_Instructions to follow_.
Answer with the number of lines in the listing below that contain the word "fuisse", and nothing else.

(Dataset records)
-- -- --
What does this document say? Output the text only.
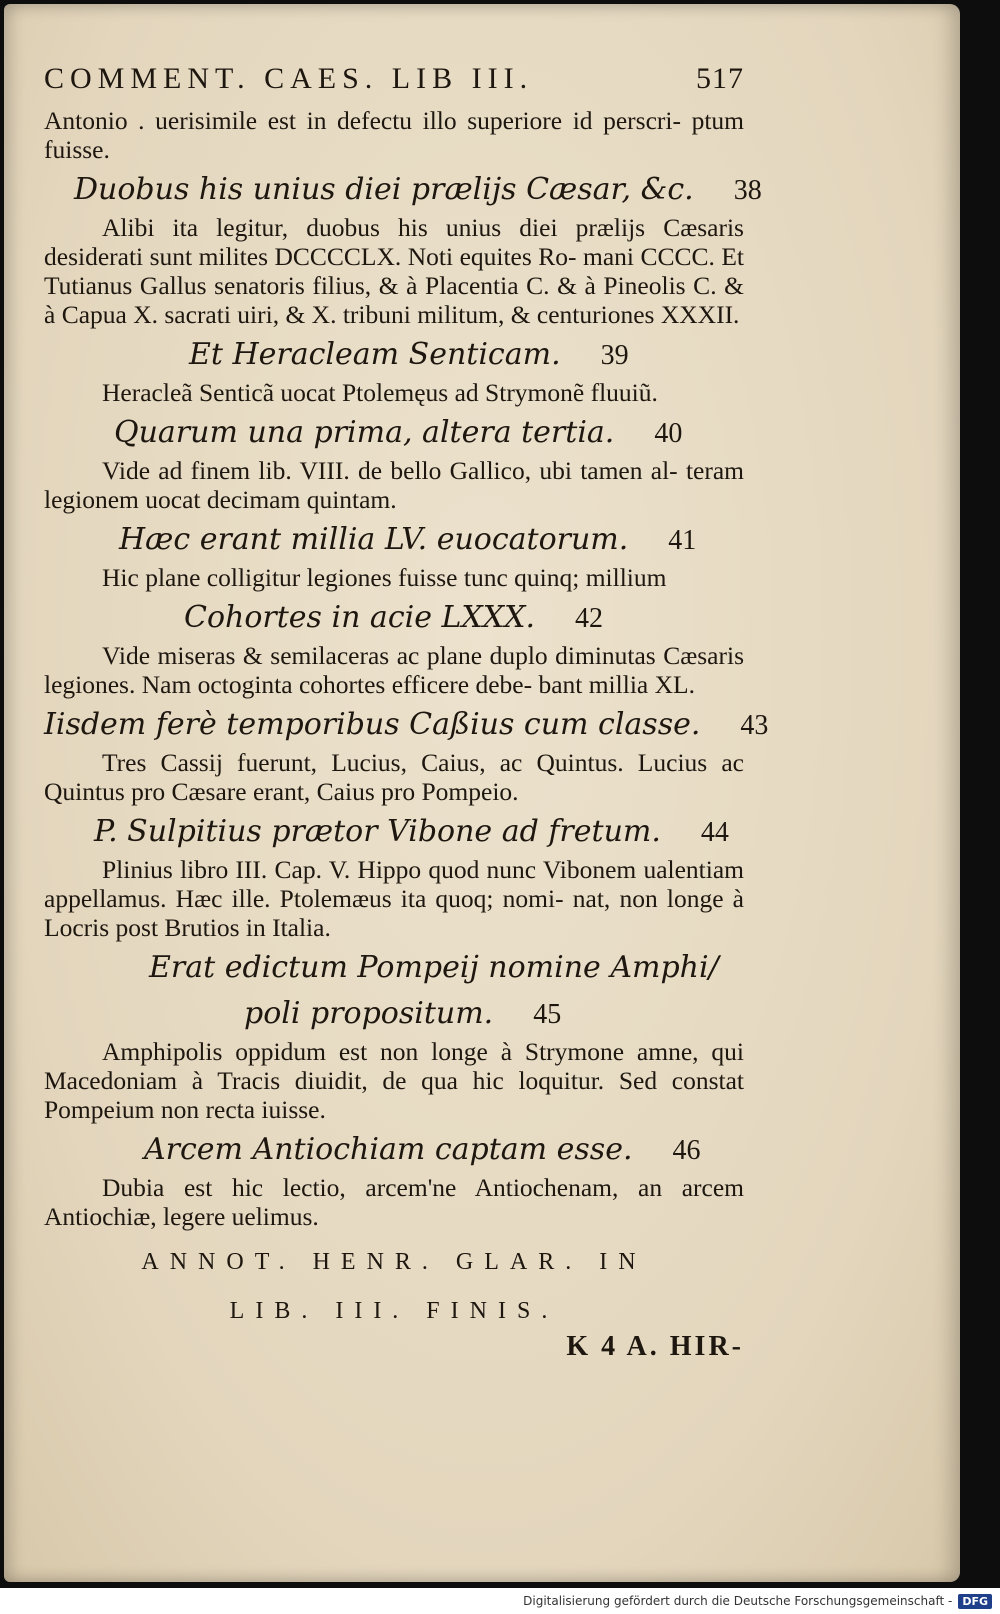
COMMENT. CAES. LIB III.	517

Antonio . uerisimile est in defectu illo superiore id perscri- ptum fuisse.

Duobus his unius diei prælijs Cæsar, &c. 38

Alibi ita legitur, duobus his unius diei prælijs Cæsaris desiderati sunt milites DCCCCLX. Noti equites Ro- mani CCCC. Et Tutianus Gallus senatoris filius, & à Placentia C. & à Pineolis C. & à Capua X. sacrati uiri, & X. tribuni militum, & centuriones XXXII.

Et Heracleam Senticam. 39

Heracleã Senticã uocat Ptolemęus ad Strymonẽ fluuiũ.

Quarum una prima, altera tertia. 40

Vide ad finem lib. VIII. de bello Gallico, ubi tamen al- teram legionem uocat decimam quintam.

Hæc erant millia LV. euocatorum. 41

Hic plane colligitur legiones fuisse tunc quinq; millium

Cohortes in acie LXXX. 42

Vide miseras & semilaceras ac plane duplo diminutas Cæsaris legiones. Nam octoginta cohortes efficere debe- bant millia XL.

Iisdem ferè temporibus Caßius cum classe. 43

Tres Cassij fuerunt, Lucius, Caius, ac Quintus. Lucius ac Quintus pro Cæsare erant, Caius pro Pompeio.

P. Sulpitius prætor Vibone ad fretum. 44

Plinius libro III. Cap. V. Hippo quod nunc Vibonem ualentiam appellamus. Hæc ille. Ptolemæus ita quoq; nomi- nat, non longe à Locris post Brutios in Italia.

Erat edictum Pompeij nomine Amphi/
poli propositum. 45

Amphipolis oppidum est non longe à Strymone amne, qui Macedoniam à Tracis diuidit, de qua hic loquitur. Sed constat Pompeium non recta iuisse.

Arcem Antiochiam captam esse. 46

Dubia est hic lectio, arcem'ne Antiochenam, an arcem Antiochiæ, legere uelimus.

ANNOT. HENR. GLAR. IN
LIB. III. FINIS.
K 4 A. HIR-
Digitalisierung gefördert durch die Deutsche Forschungsgemeinschaft - DFG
-- -- --
_Result for this task_.
2